Excerpted records:
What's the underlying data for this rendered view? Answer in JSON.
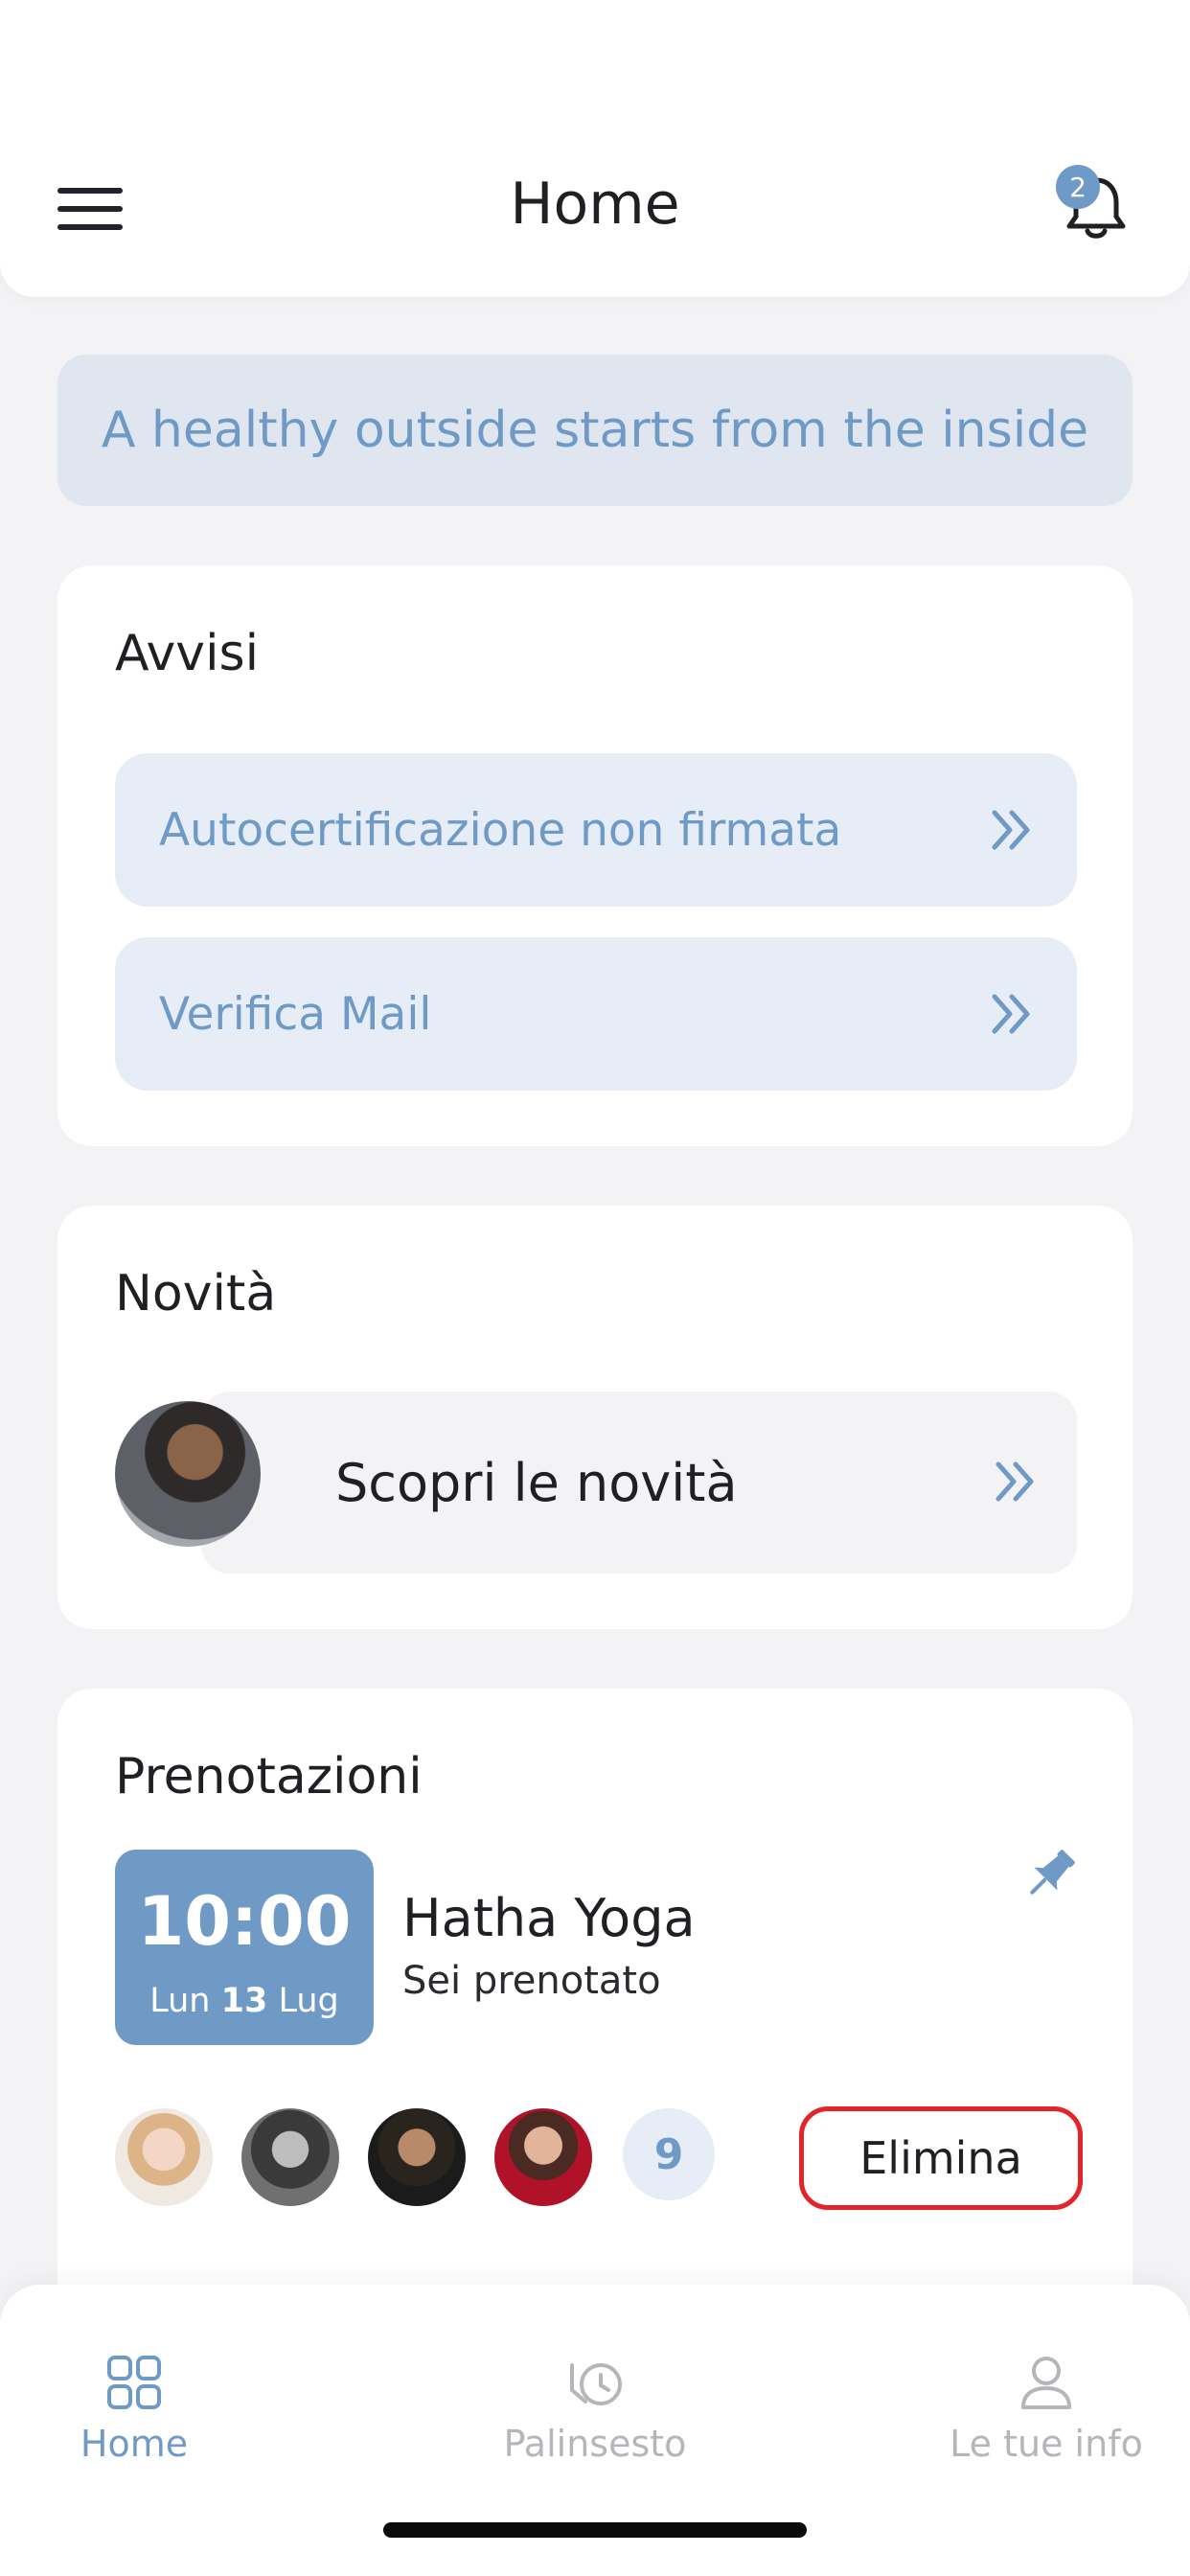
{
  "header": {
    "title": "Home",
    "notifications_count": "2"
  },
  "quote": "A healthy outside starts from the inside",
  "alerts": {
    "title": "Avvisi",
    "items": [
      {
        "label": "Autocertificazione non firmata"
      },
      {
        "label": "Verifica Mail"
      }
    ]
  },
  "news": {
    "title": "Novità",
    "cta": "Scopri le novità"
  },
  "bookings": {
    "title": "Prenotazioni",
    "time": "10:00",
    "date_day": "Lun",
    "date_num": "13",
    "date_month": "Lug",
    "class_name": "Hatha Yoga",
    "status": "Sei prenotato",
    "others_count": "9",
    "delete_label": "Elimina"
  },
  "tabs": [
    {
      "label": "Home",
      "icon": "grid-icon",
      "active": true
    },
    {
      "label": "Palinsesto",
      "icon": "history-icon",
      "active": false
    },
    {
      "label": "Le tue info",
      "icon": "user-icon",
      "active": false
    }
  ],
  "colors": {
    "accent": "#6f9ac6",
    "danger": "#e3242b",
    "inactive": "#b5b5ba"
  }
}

...

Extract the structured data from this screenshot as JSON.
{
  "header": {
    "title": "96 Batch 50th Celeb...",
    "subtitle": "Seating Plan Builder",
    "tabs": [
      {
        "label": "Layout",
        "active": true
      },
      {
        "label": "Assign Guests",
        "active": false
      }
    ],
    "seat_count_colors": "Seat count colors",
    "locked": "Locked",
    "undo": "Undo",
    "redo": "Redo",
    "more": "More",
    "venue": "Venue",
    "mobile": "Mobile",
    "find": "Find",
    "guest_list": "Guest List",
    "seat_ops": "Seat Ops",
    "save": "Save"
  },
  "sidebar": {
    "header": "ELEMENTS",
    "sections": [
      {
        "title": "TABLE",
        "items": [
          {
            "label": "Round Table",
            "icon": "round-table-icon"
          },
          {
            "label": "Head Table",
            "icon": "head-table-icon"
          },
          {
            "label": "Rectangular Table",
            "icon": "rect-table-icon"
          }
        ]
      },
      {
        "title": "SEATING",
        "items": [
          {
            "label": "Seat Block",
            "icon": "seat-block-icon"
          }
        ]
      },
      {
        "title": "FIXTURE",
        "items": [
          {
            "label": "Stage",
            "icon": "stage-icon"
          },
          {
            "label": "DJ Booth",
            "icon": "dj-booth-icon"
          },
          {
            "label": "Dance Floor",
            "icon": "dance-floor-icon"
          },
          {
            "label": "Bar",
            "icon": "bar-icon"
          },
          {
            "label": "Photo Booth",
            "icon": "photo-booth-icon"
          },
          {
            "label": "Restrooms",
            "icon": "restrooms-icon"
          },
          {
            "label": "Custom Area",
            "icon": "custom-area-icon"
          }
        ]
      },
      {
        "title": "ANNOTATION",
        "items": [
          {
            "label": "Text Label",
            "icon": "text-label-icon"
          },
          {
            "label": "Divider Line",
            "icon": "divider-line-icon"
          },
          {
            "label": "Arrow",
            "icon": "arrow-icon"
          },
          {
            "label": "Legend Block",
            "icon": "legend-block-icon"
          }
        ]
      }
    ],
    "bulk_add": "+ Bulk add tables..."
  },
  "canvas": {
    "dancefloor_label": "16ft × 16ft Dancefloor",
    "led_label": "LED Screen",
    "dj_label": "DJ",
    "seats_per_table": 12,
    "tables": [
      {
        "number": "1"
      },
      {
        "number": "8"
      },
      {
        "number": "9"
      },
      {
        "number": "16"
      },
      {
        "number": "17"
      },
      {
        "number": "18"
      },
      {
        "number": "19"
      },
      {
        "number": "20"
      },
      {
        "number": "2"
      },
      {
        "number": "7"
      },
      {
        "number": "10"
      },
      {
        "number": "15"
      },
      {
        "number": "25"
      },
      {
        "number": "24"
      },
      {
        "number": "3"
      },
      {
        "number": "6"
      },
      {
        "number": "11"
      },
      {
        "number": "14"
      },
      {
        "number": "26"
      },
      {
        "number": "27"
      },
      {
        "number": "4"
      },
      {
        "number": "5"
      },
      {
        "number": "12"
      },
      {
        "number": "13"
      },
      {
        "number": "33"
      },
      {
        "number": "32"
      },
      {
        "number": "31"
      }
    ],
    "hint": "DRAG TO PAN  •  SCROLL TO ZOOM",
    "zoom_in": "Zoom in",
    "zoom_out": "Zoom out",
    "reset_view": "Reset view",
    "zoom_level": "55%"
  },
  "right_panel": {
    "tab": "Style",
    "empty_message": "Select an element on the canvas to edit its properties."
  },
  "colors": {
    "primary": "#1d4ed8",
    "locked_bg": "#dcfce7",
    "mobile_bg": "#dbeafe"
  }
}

Exercise description:
Check each line of the records for "canvas" and copy the ones that contain it.

Result of the exercise:
  "canvas": {
    "empty_message": "Select an element on the canvas to edit its properties."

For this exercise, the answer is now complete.